Without the pictures, reproduce the records that follow exactly.

Collection entries:
--- Begin ---
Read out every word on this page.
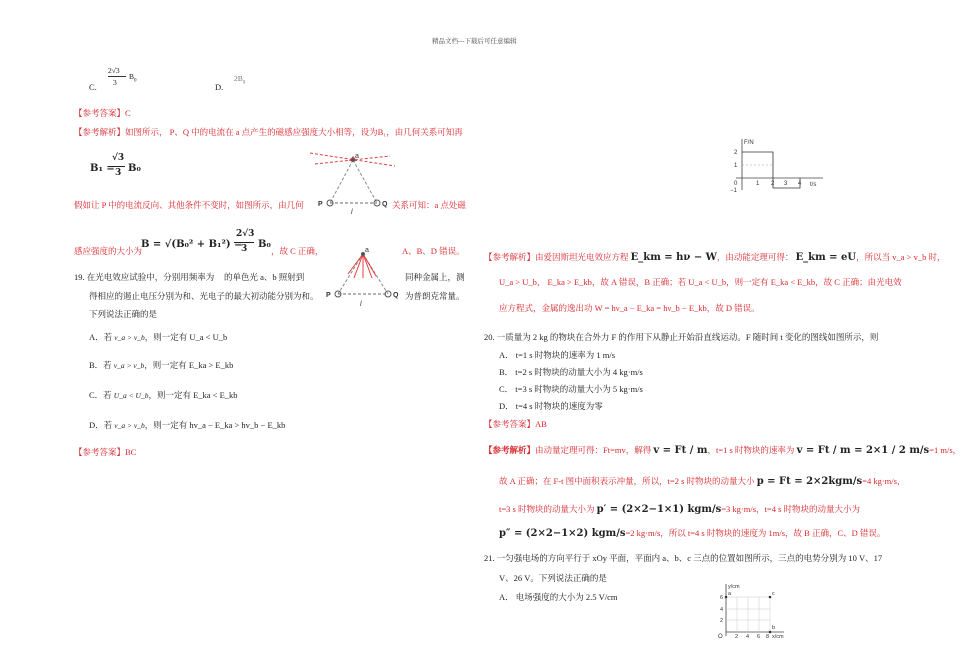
精品文档---下载后可任意编辑
C.
2√3
3
$B_0$
D.
$2B_0$
【参考答案】C
【参考解析】如图所示， P、Q 中的电流在 a 点产生的磁感应强度大小相等，设为B₁，由几何关系可知再
B₁ =
√3
3 B₀
假如让 P 中的电流反向、其他条件不变时，如图所示，由几何	关系可知：a 点处磁
感应强度的大小为
B = √(B₀² + B₁²) =
2√3
3 B₀
，故 C 正确，	A、B、D 错误。
a
P	Q
l
a
P	Q
l
19. 在光电效应试验中，分别用频率为 的单色光 a、b 照射到	同种金属上，测
得相应的遏止电压分别为和、光电子的最大初动能分别为和。	为普朗克常量。
下列说法正确的是
A．若 v_a > v_b，则一定有 U_a < U_b
B．若 v_a > v_b，则一定有 E_ka > E_kb
C．若 U_a < U_b，则一定有 E_ka < E_kb
D．若 v_a > v_b，则一定有 hv_a − E_ka > hv_b − E_kb
【参考答案】BC
F/N
t/s
2
1
0
−1
1 2 3 4
【参考解析】由爱因斯坦光电效应方程 E_km = hν − W，由动能定理可得： E_km = eU，所以当 v_a > v_b 时，
U_a > U_b， E_ka > E_kb，故 A 错误，B 正确；若 U_a < U_b，则一定有 E_ka < E_kb，故 C 正确；由光电效
应方程式，金属的逸出功 W = hν_a − E_ka = hν_b − E_kb，故 D 错误。
20. 一质量为 2 kg 的物块在合外力 F 的作用下从静止开始沿直线运动。F 随时间 t 变化的图线如图所示，则
A． t=1 s 时物块的速率为 1 m/s
B． t=2 s 时物块的动量大小为 4 kg·m/s
C． t=3 s 时物块的动量大小为 5 kg·m/s
D． t=4 s 时物块的速度为零
【参考答案】AB
【参考解析】由动量定理可得：Ft=mv，解得 v = Ft / m，t=1 s 时物块的速率为 v = Ft / m = 2×1 / 2 m/s=1 m/s，
故 A 正确；在 F-t 图中面积表示冲量，所以，t=2 s 时物块的动量大小 p = Ft = 2×2kgm/s=4 kg·m/s，
t=3 s 时物块的动量大小为 p′ = (2×2−1×1) kgm/s=3 kg·m/s，t=4 s 时物块的动量大小为
p″ = (2×2−1×2) kgm/s=2 kg·m/s，所以 t=4 s 时物块的速度为 1m/s，故 B 正确，C、D 错误。
21. 一匀强电场的方向平行于 xOy 平面，平面内 a、b、c 三点的位置如图所示，三点的电势分别为 10 V、17
V、26 V。下列说法正确的是
A． 电场强度的大小为 2.5 V/cm
y/cm
x/cm
O
6
4
2
2 4 6 8
a	c
b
--- End ---
• _The solution_:
Read out every word on this page.
精品文档---下载后可任意编辑
C.
2√3
3
$B_0$
D.
$2B_0$
【参考答案】C
【参考解析】如图所示， P、Q 中的电流在 a 点产生的磁感应强度大小相等，设为B₁，由几何关系可知再
B₁ =
√3
3 B₀
假如让 P 中的电流反向、其他条件不变时，如图所示，由几何	关系可知：a 点处磁
感应强度的大小为
B = √(B₀² + B₁²) =
2√3
3 B₀
，故 C 正确，	A、B、D 错误。
a
P	Q
l
a
P	Q
l
19. 在光电效应试验中，分别用频率为 的单色光 a、b 照射到	同种金属上，测
得相应的遏止电压分别为和、光电子的最大初动能分别为和。	为普朗克常量。
下列说法正确的是
A．若 v_a > v_b，则一定有 U_a < U_b
B．若 v_a > v_b，则一定有 E_ka > E_kb
C．若 U_a < U_b，则一定有 E_ka < E_kb
D．若 v_a > v_b，则一定有 hv_a − E_ka > hv_b − E_kb
【参考答案】BC
F/N
t/s
2
1
0
−1
1 2 3 4
【参考解析】由爱因斯坦光电效应方程 E_km = hν − W，由动能定理可得： E_km = eU，所以当 v_a > v_b 时，
U_a > U_b， E_ka > E_kb，故 A 错误，B 正确；若 U_a < U_b，则一定有 E_ka < E_kb，故 C 正确；由光电效
应方程式，金属的逸出功 W = hν_a − E_ka = hν_b − E_kb，故 D 错误。
20. 一质量为 2 kg 的物块在合外力 F 的作用下从静止开始沿直线运动。F 随时间 t 变化的图线如图所示，则
A． t=1 s 时物块的速率为 1 m/s
B． t=2 s 时物块的动量大小为 4 kg·m/s
C． t=3 s 时物块的动量大小为 5 kg·m/s
D． t=4 s 时物块的速度为零
【参考答案】AB
【参考解析】由动量定理可得：Ft=mv，解得 v = Ft / m，t=1 s 时物块的速率为 v = Ft / m = 2×1 / 2 m/s=1 m/s，
故 A 正确；在 F-t 图中面积表示冲量，所以，t=2 s 时物块的动量大小 p = Ft = 2×2kgm/s=4 kg·m/s，
t=3 s 时物块的动量大小为 p′ = (2×2−1×1) kgm/s=3 kg·m/s，t=4 s 时物块的动量大小为
p″ = (2×2−1×2) kgm/s=2 kg·m/s，所以 t=4 s 时物块的速度为 1m/s，故 B 正确，C、D 错误。
21. 一匀强电场的方向平行于 xOy 平面，平面内 a、b、c 三点的位置如图所示，三点的电势分别为 10 V、17
V、26 V。下列说法正确的是
A． 电场强度的大小为 2.5 V/cm
y/cm
x/cm
O
6
4
2
2 4 6 8
a	c
b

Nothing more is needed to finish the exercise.